— Kutipan Teks —
Hari Buruh Bukan Ancaman
Opini Uncategorized

Hari Buruh Bukan Ancaman


Oleh : Ganda Febri Kurniawan
Seperti biasa, pagi hari, Semarang nampak ramai  terutama jalur perlintasan. Perlintasan di
jalur-jalur inti kota biasa dilewati kaum pekerja maupun pengusaha menuju
tempat mereka mencari nafkah untuk menyambung hidup. Di tanah yang katanya
subur ini, buruh melangkah gontai menuju gerbang pabrik di daerah Kota Lama
yang kumuh.
Rakyat menjerit keras karena tidak bisa makan, namun hanya bisa diam karena
tidak ada yang bisa menolong mereka. Mereka merintih dan merenung di sudut kota
negeri ini yang katanya kaya raya. Kaum
buruh yang terbentuk akibat dari penghisapan produksi kapitalis. Ketidakpuasan
muncul karena upah yang sangat rendah harus menutupi biaya-biaya kebutuhan yang
tinggi.

— Daftar Tugas —
1. Ulangi bagian opini Hari Buruh tanpa mengubah apa pun, mulai dari kata-kata yang memuat "Oleh : Ganda" dan berhenti setelah "yang kumuh.".
2. Sebutkan semua hal yang dilakukan rakyat menurut kalimat dalam opini Hari Buruh yang diawali "Rakyat menjerit keras" dan kalimat sesudahnya.
Data di bawah ini tidak ada hubungannya dengan opini Hari Buruh.

(Entri tata letak spasial)
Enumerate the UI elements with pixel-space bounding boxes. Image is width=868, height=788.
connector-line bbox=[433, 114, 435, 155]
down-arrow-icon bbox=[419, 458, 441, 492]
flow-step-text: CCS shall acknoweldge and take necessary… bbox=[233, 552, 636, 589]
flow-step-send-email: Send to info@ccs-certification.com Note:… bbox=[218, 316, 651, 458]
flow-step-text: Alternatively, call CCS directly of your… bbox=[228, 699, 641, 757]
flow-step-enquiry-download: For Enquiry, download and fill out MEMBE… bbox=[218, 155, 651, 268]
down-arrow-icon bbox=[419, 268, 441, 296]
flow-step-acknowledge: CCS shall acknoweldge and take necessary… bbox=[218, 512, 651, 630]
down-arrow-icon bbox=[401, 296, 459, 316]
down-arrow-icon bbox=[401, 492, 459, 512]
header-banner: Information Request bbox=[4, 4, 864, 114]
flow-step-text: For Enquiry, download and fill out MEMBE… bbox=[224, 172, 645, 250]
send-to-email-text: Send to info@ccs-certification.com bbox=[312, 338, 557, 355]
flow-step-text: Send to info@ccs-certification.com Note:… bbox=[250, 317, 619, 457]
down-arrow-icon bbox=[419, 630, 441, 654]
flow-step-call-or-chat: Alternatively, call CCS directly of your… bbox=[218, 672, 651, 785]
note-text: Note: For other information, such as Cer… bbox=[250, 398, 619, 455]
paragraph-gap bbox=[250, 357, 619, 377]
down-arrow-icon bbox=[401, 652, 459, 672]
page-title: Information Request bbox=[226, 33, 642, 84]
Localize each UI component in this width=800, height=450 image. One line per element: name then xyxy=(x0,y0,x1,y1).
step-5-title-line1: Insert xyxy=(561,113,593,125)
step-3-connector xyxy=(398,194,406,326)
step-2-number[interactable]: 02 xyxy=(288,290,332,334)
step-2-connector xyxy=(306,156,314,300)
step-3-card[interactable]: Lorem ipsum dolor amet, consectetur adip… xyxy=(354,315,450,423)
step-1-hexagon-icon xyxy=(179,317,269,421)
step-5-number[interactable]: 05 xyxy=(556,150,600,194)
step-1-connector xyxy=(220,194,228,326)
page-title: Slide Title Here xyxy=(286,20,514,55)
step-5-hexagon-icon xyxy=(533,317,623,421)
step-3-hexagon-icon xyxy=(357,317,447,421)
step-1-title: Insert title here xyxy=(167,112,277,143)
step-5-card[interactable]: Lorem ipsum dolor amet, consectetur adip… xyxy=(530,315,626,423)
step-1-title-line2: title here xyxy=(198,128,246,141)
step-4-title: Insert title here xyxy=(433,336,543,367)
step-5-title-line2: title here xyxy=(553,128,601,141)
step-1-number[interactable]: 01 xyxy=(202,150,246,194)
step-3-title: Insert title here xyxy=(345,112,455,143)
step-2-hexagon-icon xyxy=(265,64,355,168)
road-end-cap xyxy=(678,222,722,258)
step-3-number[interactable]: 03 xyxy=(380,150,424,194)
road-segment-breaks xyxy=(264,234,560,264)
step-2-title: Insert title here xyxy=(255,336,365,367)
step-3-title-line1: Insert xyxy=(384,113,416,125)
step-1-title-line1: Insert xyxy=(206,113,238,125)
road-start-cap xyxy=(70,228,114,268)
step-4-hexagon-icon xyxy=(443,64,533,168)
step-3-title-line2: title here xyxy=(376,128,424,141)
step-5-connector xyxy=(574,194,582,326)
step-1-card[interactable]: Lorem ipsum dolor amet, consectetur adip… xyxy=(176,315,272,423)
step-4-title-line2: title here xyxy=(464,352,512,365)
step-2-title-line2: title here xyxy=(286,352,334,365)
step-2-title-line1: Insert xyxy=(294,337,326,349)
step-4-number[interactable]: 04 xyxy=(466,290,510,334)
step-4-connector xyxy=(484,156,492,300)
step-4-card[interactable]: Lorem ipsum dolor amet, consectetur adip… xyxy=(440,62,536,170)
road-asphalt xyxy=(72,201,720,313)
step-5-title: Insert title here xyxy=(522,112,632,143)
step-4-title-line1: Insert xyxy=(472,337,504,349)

— Jawaban Tiap Tugas —
1.
Oleh : Ganda Febri Kurniawan
Seperti biasa, pagi hari, Semarang nampak ramai  terutama jalur perlintasan. Perlintasan di
jalur-jalur inti kota biasa dilewati kaum pekerja maupun pengusaha menuju
tempat mereka mencari nafkah untuk menyambung hidup. Di tanah yang katanya
subur ini, buruh melangkah gontai menuju gerbang pabrik di daerah Kota Lama
yang kumuh.

2. menjerit keras, diam, merintih, merenung